**PROBLEM DETAILS**
Lift every line from the entries that includes the word "screenshot".

**MATERIAL PROVIDED**
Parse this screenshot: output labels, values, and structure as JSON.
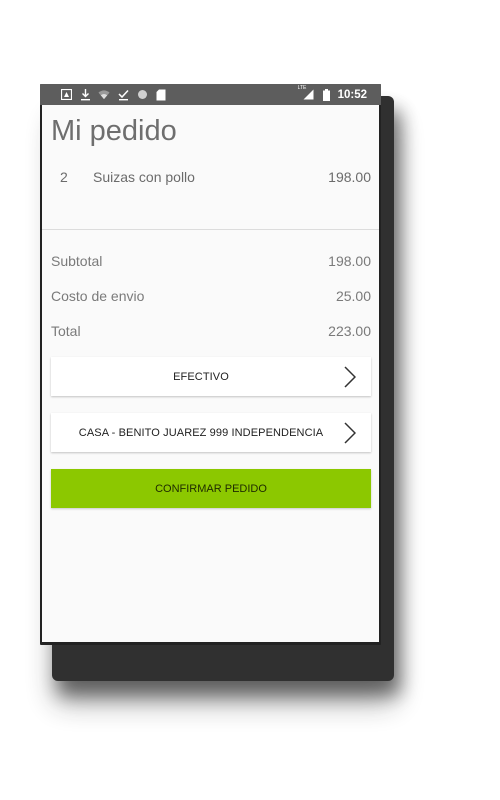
{
  "status_bar": {
    "time": "10:52",
    "network_label": "LTE",
    "left_icons": [
      "notification-icon",
      "download-icon",
      "wifi-icon",
      "check-download-icon",
      "circle-icon",
      "sd-card-icon"
    ],
    "right_icons": [
      "signal-icon",
      "battery-icon"
    ]
  },
  "page": {
    "title": "Mi pedido"
  },
  "order": {
    "items": [
      {
        "qty": "2",
        "name": "Suizas con pollo",
        "price": "198.00"
      }
    ]
  },
  "summary": {
    "subtotal_label": "Subtotal",
    "subtotal_value": "198.00",
    "shipping_label": "Costo de envio",
    "shipping_value": "25.00",
    "total_label": "Total",
    "total_value": "223.00"
  },
  "payment": {
    "label": "EFECTIVO"
  },
  "address": {
    "label": "CASA - BENITO JUAREZ 999 INDEPENDENCIA"
  },
  "confirm": {
    "label": "CONFIRMAR PEDIDO",
    "color": "#8cc800"
  }
}
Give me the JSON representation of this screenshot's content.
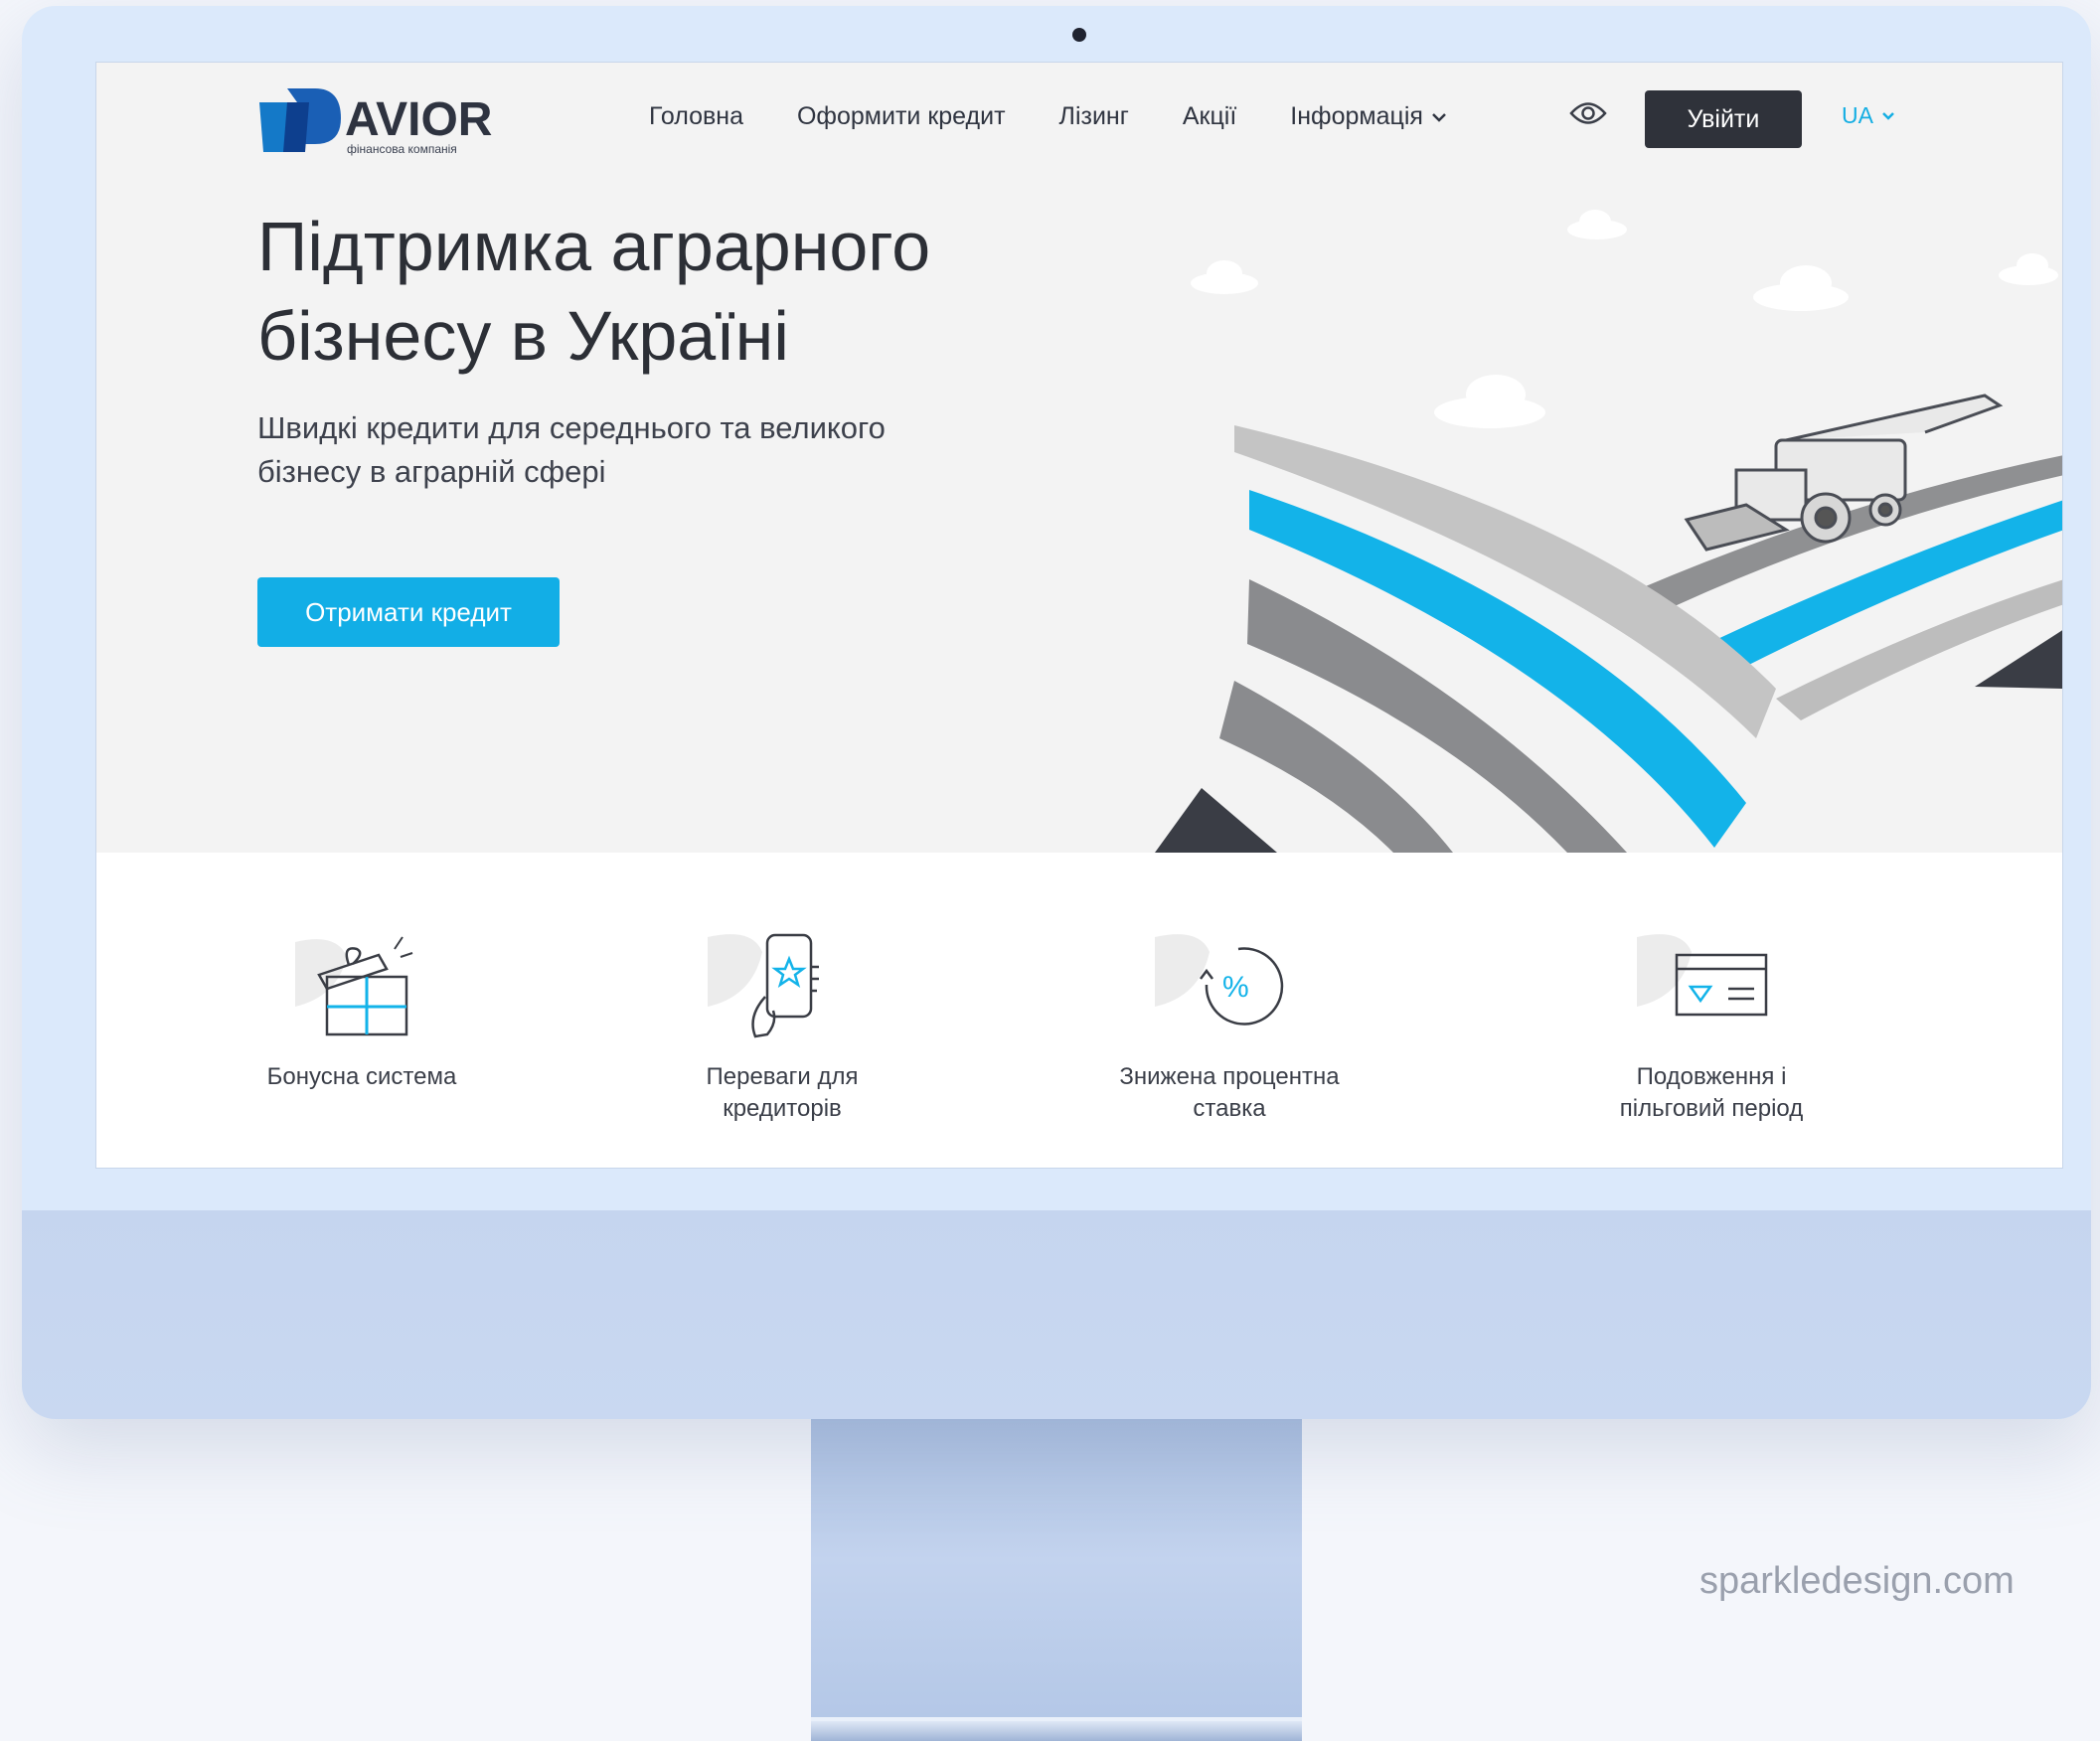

**EXERCISE RESPONSE**
Parse this screenshot: output labels, values, and structure as JSON.
Give me the JSON representation of this screenshot's content.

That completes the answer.